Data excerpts
━━━━━━━━━━
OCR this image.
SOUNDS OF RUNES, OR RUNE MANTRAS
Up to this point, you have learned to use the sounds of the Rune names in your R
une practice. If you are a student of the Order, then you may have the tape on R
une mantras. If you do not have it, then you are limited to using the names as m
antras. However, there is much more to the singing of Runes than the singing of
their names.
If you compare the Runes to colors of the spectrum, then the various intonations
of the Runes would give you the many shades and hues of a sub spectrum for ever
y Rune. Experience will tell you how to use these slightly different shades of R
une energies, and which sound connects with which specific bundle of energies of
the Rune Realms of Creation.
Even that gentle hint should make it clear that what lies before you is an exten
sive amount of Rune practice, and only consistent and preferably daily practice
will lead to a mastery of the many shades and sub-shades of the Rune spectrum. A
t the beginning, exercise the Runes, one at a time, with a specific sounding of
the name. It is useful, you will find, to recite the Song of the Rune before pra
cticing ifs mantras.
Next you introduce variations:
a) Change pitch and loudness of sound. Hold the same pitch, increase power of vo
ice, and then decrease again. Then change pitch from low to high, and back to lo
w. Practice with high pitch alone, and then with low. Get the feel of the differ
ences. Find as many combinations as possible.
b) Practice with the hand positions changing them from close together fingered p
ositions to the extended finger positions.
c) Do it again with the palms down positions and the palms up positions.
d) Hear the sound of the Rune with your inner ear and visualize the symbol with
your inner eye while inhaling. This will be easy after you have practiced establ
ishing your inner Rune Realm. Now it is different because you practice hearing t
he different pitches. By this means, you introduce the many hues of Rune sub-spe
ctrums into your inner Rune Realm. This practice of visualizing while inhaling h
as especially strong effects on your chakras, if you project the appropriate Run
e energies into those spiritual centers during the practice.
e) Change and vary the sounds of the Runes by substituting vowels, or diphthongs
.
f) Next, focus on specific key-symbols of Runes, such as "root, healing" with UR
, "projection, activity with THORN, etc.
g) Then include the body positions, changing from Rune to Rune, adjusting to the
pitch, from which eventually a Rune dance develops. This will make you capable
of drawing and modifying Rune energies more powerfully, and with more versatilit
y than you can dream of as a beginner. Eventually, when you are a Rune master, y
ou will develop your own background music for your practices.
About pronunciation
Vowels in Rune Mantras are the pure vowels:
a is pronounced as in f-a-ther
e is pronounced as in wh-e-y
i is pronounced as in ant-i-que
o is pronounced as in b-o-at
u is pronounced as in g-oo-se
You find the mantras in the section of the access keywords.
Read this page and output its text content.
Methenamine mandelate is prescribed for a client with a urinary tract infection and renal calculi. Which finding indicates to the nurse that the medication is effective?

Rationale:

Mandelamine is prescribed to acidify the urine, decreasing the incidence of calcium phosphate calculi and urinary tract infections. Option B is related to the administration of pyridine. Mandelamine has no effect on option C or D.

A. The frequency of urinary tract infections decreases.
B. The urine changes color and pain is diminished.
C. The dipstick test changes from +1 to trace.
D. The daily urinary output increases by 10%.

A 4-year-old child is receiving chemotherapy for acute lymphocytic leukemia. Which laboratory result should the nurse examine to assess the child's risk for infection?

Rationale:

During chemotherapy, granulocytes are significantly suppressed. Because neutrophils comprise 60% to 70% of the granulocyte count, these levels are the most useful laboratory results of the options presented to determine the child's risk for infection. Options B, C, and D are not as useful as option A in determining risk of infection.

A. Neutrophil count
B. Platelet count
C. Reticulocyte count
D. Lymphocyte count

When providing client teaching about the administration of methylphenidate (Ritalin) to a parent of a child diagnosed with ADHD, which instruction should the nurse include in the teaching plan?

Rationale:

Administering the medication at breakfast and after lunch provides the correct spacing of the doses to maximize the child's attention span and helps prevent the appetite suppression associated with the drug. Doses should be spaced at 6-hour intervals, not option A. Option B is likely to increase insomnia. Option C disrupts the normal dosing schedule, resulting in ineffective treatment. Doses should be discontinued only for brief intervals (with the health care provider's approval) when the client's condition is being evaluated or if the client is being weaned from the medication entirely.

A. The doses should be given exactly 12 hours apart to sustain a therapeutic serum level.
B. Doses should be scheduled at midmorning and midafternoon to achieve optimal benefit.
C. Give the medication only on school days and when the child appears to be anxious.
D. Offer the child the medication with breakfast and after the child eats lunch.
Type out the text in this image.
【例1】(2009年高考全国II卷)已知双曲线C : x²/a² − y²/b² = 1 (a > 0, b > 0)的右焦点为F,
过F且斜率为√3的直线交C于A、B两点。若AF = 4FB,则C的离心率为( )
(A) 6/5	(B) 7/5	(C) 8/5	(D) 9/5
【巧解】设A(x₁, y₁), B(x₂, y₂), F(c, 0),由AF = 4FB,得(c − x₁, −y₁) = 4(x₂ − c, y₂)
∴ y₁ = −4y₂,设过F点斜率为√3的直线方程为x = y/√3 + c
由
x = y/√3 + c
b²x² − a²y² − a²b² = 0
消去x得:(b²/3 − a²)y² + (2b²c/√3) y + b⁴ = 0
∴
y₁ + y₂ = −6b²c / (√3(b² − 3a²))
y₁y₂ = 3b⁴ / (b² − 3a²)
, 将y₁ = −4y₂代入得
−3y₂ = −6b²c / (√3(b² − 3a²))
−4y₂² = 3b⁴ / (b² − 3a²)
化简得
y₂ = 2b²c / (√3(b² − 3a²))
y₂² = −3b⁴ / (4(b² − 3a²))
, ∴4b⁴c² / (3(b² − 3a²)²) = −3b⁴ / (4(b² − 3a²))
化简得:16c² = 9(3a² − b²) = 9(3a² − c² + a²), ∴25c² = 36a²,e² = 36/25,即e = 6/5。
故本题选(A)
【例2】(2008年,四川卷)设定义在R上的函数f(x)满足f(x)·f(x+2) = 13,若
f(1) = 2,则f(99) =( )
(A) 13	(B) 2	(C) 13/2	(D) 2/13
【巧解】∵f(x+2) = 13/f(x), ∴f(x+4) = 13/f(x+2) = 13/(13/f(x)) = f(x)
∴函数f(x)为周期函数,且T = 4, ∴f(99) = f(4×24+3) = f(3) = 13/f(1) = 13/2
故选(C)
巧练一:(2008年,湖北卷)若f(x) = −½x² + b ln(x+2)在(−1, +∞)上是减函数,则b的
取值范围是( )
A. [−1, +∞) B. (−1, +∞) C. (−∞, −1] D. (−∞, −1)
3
━━━━━━━━━━
» Problem details
Search the data for the string "make" and copy each line where it appears.

» Response
Even that gentle hint should make it clear that what lies before you is an exten
pitch, from which eventually a Rune dance develops. This will make you capable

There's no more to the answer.